**Some records**:
========

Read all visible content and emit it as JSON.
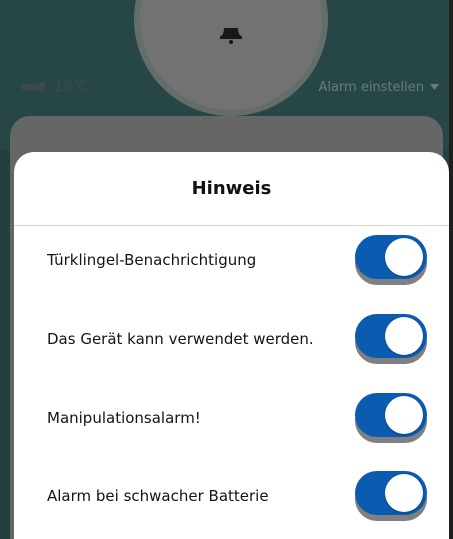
{
  "header": {
    "temperature": "18℃",
    "alarm_setting_label": "Alarm einstellen"
  },
  "dialog": {
    "title": "Hinweis",
    "items": [
      {
        "label": "Türklingel-Benachrichtigung",
        "enabled": true
      },
      {
        "label": "Das Gerät kann verwendet werden.",
        "enabled": true
      },
      {
        "label": "Manipulationsalarm!",
        "enabled": true
      },
      {
        "label": "Alarm bei schwacher Batterie",
        "enabled": true
      }
    ]
  },
  "colors": {
    "header_bg": "#2f5756",
    "toggle_on": "#0b5bb0",
    "dialog_bg": "#ffffff"
  },
  "icons": {
    "device": "bell-icon",
    "temperature": "thermometer-icon",
    "dropdown": "caret-down-icon"
  }
}
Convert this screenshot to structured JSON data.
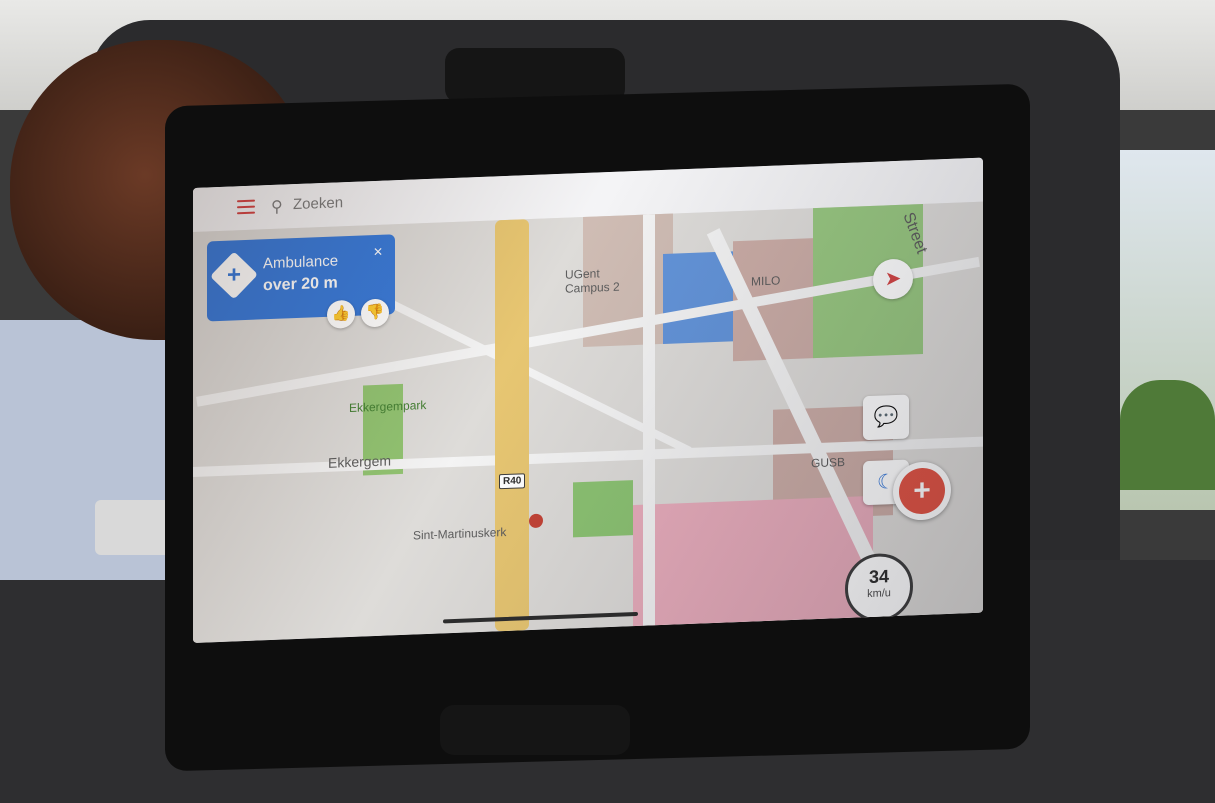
{
  "search": {
    "placeholder": "Zoeken"
  },
  "notification": {
    "title": "Ambulance",
    "distance": "over 20 m",
    "close_icon": "close-icon",
    "thumbs_up_icon": "thumbs-up-icon",
    "thumbs_down_icon": "thumbs-down-icon"
  },
  "map": {
    "labels": {
      "park": "Ekkergempark",
      "district": "Ekkergem",
      "church": "Sint-Martinuskerk",
      "building1": "UGent Campus 2",
      "building2": "MILO",
      "building3": "GUSB",
      "street": "Street"
    },
    "road_shield": "R40"
  },
  "speed": {
    "value": "34",
    "unit": "km/u"
  },
  "colors": {
    "accent": "#2f74d8",
    "route": "#e6c36a",
    "report": "#e04a3a",
    "menu": "#d23b3b"
  }
}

========

**Your objective**: Will you set down the records word for word while leaving out every picture?

**Solution to the problem**:
Read all visible content and emit it as JSON.
{
  "header": {
    "temperature": "18℃",
    "alarm_setting_label": "Alarm einstellen"
  },
  "dialog": {
    "title": "Hinweis",
    "items": [
      {
        "label": "Türklingel-Benachrichtigung",
        "enabled": true
      },
      {
        "label": "Das Gerät kann verwendet werden.",
        "enabled": true
      },
      {
        "label": "Manipulationsalarm!",
        "enabled": true
      },
      {
        "label": "Alarm bei schwacher Batterie",
        "enabled": true
      }
    ]
  },
  "colors": {
    "header_bg": "#2f5756",
    "toggle_on": "#0b5bb0",
    "dialog_bg": "#ffffff"
  },
  "icons": {
    "device": "bell-icon",
    "temperature": "thermometer-icon",
    "dropdown": "caret-down-icon"
  }
}
Convert this screenshot to structured JSON data.
{
  "search": {
    "placeholder": "Zoeken"
  },
  "notification": {
    "title": "Ambulance",
    "distance": "over 20 m",
    "close_icon": "close-icon",
    "thumbs_up_icon": "thumbs-up-icon",
    "thumbs_down_icon": "thumbs-down-icon"
  },
  "map": {
    "labels": {
      "park": "Ekkergempark",
      "district": "Ekkergem",
      "church": "Sint-Martinuskerk",
      "building1": "UGent Campus 2",
      "building2": "MILO",
      "building3": "GUSB",
      "street": "Street"
    },
    "road_shield": "R40"
  },
  "speed": {
    "value": "34",
    "unit": "km/u"
  },
  "colors": {
    "accent": "#2f74d8",
    "route": "#e6c36a",
    "report": "#e04a3a",
    "menu": "#d23b3b"
  }
}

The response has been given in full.